— BEGIN Records shown —
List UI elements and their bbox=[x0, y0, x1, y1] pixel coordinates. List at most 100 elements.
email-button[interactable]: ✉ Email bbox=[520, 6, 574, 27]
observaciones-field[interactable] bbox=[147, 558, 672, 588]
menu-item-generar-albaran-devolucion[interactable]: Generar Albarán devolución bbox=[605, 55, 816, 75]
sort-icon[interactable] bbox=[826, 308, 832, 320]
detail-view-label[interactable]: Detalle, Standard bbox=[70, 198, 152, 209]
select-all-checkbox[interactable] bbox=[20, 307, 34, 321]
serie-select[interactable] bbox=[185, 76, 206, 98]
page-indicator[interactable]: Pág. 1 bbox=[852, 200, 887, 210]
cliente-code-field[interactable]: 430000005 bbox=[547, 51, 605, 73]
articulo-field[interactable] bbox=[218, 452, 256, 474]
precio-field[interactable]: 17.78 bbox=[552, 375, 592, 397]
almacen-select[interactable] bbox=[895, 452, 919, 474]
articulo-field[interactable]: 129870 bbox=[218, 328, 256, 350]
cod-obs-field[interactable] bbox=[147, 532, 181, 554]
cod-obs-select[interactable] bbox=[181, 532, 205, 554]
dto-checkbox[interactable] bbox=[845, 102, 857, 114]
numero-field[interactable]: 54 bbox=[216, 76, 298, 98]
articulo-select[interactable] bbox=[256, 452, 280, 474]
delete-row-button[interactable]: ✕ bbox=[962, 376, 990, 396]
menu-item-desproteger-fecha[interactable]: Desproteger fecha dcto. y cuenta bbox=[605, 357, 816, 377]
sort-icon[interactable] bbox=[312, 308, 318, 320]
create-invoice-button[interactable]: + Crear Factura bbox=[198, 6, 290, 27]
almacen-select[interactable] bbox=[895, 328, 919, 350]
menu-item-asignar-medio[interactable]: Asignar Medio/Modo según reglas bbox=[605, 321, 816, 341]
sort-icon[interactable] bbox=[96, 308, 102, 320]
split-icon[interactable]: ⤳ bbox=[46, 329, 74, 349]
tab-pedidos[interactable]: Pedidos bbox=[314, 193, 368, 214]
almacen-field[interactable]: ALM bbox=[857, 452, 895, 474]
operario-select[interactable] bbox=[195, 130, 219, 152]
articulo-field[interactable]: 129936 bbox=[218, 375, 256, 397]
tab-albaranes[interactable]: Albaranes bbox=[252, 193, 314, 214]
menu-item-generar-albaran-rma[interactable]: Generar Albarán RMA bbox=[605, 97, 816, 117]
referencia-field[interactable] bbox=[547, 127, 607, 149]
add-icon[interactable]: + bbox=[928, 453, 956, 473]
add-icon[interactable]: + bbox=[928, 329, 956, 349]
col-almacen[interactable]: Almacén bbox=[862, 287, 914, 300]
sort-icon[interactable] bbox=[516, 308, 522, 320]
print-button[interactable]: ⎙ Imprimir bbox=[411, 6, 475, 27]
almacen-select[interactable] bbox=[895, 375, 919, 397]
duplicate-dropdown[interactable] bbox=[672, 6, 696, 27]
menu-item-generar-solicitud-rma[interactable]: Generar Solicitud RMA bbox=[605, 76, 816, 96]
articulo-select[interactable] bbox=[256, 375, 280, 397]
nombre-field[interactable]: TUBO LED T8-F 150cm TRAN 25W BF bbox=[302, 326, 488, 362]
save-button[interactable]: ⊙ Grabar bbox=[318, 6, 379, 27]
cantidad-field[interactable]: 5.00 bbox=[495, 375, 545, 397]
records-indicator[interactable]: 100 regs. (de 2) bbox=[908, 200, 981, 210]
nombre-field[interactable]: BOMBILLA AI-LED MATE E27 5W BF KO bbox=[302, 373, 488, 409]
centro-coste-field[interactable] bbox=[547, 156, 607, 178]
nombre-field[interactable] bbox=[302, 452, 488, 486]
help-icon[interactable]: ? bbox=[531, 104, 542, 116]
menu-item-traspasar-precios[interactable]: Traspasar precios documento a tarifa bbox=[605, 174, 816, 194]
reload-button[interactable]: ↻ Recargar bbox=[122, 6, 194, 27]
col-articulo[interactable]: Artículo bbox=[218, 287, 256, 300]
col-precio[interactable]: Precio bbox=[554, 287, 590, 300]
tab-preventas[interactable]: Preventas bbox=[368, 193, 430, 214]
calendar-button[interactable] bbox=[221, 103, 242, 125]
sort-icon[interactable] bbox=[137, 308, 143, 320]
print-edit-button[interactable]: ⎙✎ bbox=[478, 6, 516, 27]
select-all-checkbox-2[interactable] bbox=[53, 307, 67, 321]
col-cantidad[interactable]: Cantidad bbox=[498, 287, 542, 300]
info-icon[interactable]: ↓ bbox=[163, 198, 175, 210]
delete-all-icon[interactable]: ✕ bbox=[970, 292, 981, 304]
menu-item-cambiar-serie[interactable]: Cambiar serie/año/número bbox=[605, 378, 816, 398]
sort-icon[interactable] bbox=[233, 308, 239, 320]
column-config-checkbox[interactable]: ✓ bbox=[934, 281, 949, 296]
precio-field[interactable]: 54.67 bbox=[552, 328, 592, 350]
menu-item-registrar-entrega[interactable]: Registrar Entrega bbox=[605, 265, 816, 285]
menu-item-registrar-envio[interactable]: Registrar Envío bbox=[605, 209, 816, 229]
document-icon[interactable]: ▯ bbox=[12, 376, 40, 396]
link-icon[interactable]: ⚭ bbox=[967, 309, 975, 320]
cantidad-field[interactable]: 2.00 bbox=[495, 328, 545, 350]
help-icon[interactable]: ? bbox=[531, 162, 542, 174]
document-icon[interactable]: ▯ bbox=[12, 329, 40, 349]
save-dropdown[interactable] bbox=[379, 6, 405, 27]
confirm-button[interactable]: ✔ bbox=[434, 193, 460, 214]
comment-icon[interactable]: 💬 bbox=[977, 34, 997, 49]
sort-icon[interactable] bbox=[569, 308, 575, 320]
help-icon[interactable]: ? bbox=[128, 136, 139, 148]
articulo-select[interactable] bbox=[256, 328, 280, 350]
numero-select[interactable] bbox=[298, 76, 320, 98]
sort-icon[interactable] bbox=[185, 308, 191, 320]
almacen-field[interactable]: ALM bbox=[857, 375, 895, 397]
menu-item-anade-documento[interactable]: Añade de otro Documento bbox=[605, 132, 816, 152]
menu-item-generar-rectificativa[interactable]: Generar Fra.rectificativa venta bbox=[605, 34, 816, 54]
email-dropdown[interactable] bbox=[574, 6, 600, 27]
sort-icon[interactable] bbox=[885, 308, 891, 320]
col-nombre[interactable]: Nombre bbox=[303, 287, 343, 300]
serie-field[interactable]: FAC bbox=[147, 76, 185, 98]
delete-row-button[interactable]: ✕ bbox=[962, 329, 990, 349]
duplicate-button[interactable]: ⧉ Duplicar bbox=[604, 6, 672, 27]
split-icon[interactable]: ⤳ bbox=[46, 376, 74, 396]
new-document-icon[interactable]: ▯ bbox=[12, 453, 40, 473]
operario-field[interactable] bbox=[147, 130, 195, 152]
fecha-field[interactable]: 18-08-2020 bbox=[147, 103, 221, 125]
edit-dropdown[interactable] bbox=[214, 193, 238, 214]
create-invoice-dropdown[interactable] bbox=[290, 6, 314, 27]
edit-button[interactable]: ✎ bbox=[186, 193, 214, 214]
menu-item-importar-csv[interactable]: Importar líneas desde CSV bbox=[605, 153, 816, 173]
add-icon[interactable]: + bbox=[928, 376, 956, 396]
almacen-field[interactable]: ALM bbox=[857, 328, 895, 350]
— END Records shown —
Reproduce all of the data above, swapping every occurrence of "sort-icon" for "order-icon" and leaving everything else unchanged.

List UI elements and their bbox=[x0, y0, x1, y1] pixel coordinates. List at most 100 elements.
email-button[interactable]: ✉ Email bbox=[520, 6, 574, 27]
observaciones-field[interactable] bbox=[147, 558, 672, 588]
menu-item-generar-albaran-devolucion[interactable]: Generar Albarán devolución bbox=[605, 55, 816, 75]
order-icon[interactable] bbox=[826, 308, 832, 320]
detail-view-label[interactable]: Detalle, Standard bbox=[70, 198, 152, 209]
select-all-checkbox[interactable] bbox=[20, 307, 34, 321]
serie-select[interactable] bbox=[185, 76, 206, 98]
page-indicator[interactable]: Pág. 1 bbox=[852, 200, 887, 210]
cliente-code-field[interactable]: 430000005 bbox=[547, 51, 605, 73]
articulo-field[interactable] bbox=[218, 452, 256, 474]
precio-field[interactable]: 17.78 bbox=[552, 375, 592, 397]
almacen-select[interactable] bbox=[895, 452, 919, 474]
articulo-field[interactable]: 129870 bbox=[218, 328, 256, 350]
cod-obs-field[interactable] bbox=[147, 532, 181, 554]
cod-obs-select[interactable] bbox=[181, 532, 205, 554]
dto-checkbox[interactable] bbox=[845, 102, 857, 114]
numero-field[interactable]: 54 bbox=[216, 76, 298, 98]
articulo-select[interactable] bbox=[256, 452, 280, 474]
delete-row-button[interactable]: ✕ bbox=[962, 376, 990, 396]
menu-item-desproteger-fecha[interactable]: Desproteger fecha dcto. y cuenta bbox=[605, 357, 816, 377]
order-icon[interactable] bbox=[312, 308, 318, 320]
create-invoice-button[interactable]: + Crear Factura bbox=[198, 6, 290, 27]
almacen-select[interactable] bbox=[895, 328, 919, 350]
menu-item-asignar-medio[interactable]: Asignar Medio/Modo según reglas bbox=[605, 321, 816, 341]
order-icon[interactable] bbox=[96, 308, 102, 320]
split-icon[interactable]: ⤳ bbox=[46, 329, 74, 349]
tab-pedidos[interactable]: Pedidos bbox=[314, 193, 368, 214]
almacen-field[interactable]: ALM bbox=[857, 452, 895, 474]
operario-select[interactable] bbox=[195, 130, 219, 152]
articulo-field[interactable]: 129936 bbox=[218, 375, 256, 397]
tab-albaranes[interactable]: Albaranes bbox=[252, 193, 314, 214]
menu-item-generar-albaran-rma[interactable]: Generar Albarán RMA bbox=[605, 97, 816, 117]
referencia-field[interactable] bbox=[547, 127, 607, 149]
add-icon[interactable]: + bbox=[928, 453, 956, 473]
add-icon[interactable]: + bbox=[928, 329, 956, 349]
col-almacen[interactable]: Almacén bbox=[862, 287, 914, 300]
order-icon[interactable] bbox=[516, 308, 522, 320]
print-button[interactable]: ⎙ Imprimir bbox=[411, 6, 475, 27]
almacen-select[interactable] bbox=[895, 375, 919, 397]
duplicate-dropdown[interactable] bbox=[672, 6, 696, 27]
menu-item-generar-solicitud-rma[interactable]: Generar Solicitud RMA bbox=[605, 76, 816, 96]
articulo-select[interactable] bbox=[256, 375, 280, 397]
nombre-field[interactable]: TUBO LED T8-F 150cm TRAN 25W BF bbox=[302, 326, 488, 362]
save-button[interactable]: ⊙ Grabar bbox=[318, 6, 379, 27]
cantidad-field[interactable]: 5.00 bbox=[495, 375, 545, 397]
records-indicator[interactable]: 100 regs. (de 2) bbox=[908, 200, 981, 210]
nombre-field[interactable]: BOMBILLA AI-LED MATE E27 5W BF KO bbox=[302, 373, 488, 409]
centro-coste-field[interactable] bbox=[547, 156, 607, 178]
nombre-field[interactable] bbox=[302, 452, 488, 486]
help-icon[interactable]: ? bbox=[531, 104, 542, 116]
menu-item-traspasar-precios[interactable]: Traspasar precios documento a tarifa bbox=[605, 174, 816, 194]
reload-button[interactable]: ↻ Recargar bbox=[122, 6, 194, 27]
col-articulo[interactable]: Artículo bbox=[218, 287, 256, 300]
col-precio[interactable]: Precio bbox=[554, 287, 590, 300]
tab-preventas[interactable]: Preventas bbox=[368, 193, 430, 214]
calendar-button[interactable] bbox=[221, 103, 242, 125]
order-icon[interactable] bbox=[137, 308, 143, 320]
print-edit-button[interactable]: ⎙✎ bbox=[478, 6, 516, 27]
select-all-checkbox-2[interactable] bbox=[53, 307, 67, 321]
col-cantidad[interactable]: Cantidad bbox=[498, 287, 542, 300]
info-icon[interactable]: ↓ bbox=[163, 198, 175, 210]
delete-all-icon[interactable]: ✕ bbox=[970, 292, 981, 304]
menu-item-cambiar-serie[interactable]: Cambiar serie/año/número bbox=[605, 378, 816, 398]
order-icon[interactable] bbox=[233, 308, 239, 320]
column-config-checkbox[interactable]: ✓ bbox=[934, 281, 949, 296]
precio-field[interactable]: 54.67 bbox=[552, 328, 592, 350]
menu-item-registrar-entrega[interactable]: Registrar Entrega bbox=[605, 265, 816, 285]
menu-item-registrar-envio[interactable]: Registrar Envío bbox=[605, 209, 816, 229]
document-icon[interactable]: ▯ bbox=[12, 376, 40, 396]
link-icon[interactable]: ⚭ bbox=[967, 309, 975, 320]
cantidad-field[interactable]: 2.00 bbox=[495, 328, 545, 350]
help-icon[interactable]: ? bbox=[531, 162, 542, 174]
document-icon[interactable]: ▯ bbox=[12, 329, 40, 349]
save-dropdown[interactable] bbox=[379, 6, 405, 27]
confirm-button[interactable]: ✔ bbox=[434, 193, 460, 214]
comment-icon[interactable]: 💬 bbox=[977, 34, 997, 49]
order-icon[interactable] bbox=[569, 308, 575, 320]
help-icon[interactable]: ? bbox=[128, 136, 139, 148]
articulo-select[interactable] bbox=[256, 328, 280, 350]
numero-select[interactable] bbox=[298, 76, 320, 98]
order-icon[interactable] bbox=[185, 308, 191, 320]
almacen-field[interactable]: ALM bbox=[857, 375, 895, 397]
menu-item-anade-documento[interactable]: Añade de otro Documento bbox=[605, 132, 816, 152]
menu-item-generar-rectificativa[interactable]: Generar Fra.rectificativa venta bbox=[605, 34, 816, 54]
email-dropdown[interactable] bbox=[574, 6, 600, 27]
order-icon[interactable] bbox=[885, 308, 891, 320]
col-nombre[interactable]: Nombre bbox=[303, 287, 343, 300]
serie-field[interactable]: FAC bbox=[147, 76, 185, 98]
delete-row-button[interactable]: ✕ bbox=[962, 329, 990, 349]
duplicate-button[interactable]: ⧉ Duplicar bbox=[604, 6, 672, 27]
split-icon[interactable]: ⤳ bbox=[46, 376, 74, 396]
new-document-icon[interactable]: ▯ bbox=[12, 453, 40, 473]
operario-field[interactable] bbox=[147, 130, 195, 152]
fecha-field[interactable]: 18-08-2020 bbox=[147, 103, 221, 125]
edit-dropdown[interactable] bbox=[214, 193, 238, 214]
create-invoice-dropdown[interactable] bbox=[290, 6, 314, 27]
edit-button[interactable]: ✎ bbox=[186, 193, 214, 214]
menu-item-importar-csv[interactable]: Importar líneas desde CSV bbox=[605, 153, 816, 173]
add-icon[interactable]: + bbox=[928, 376, 956, 396]
almacen-field[interactable]: ALM bbox=[857, 328, 895, 350]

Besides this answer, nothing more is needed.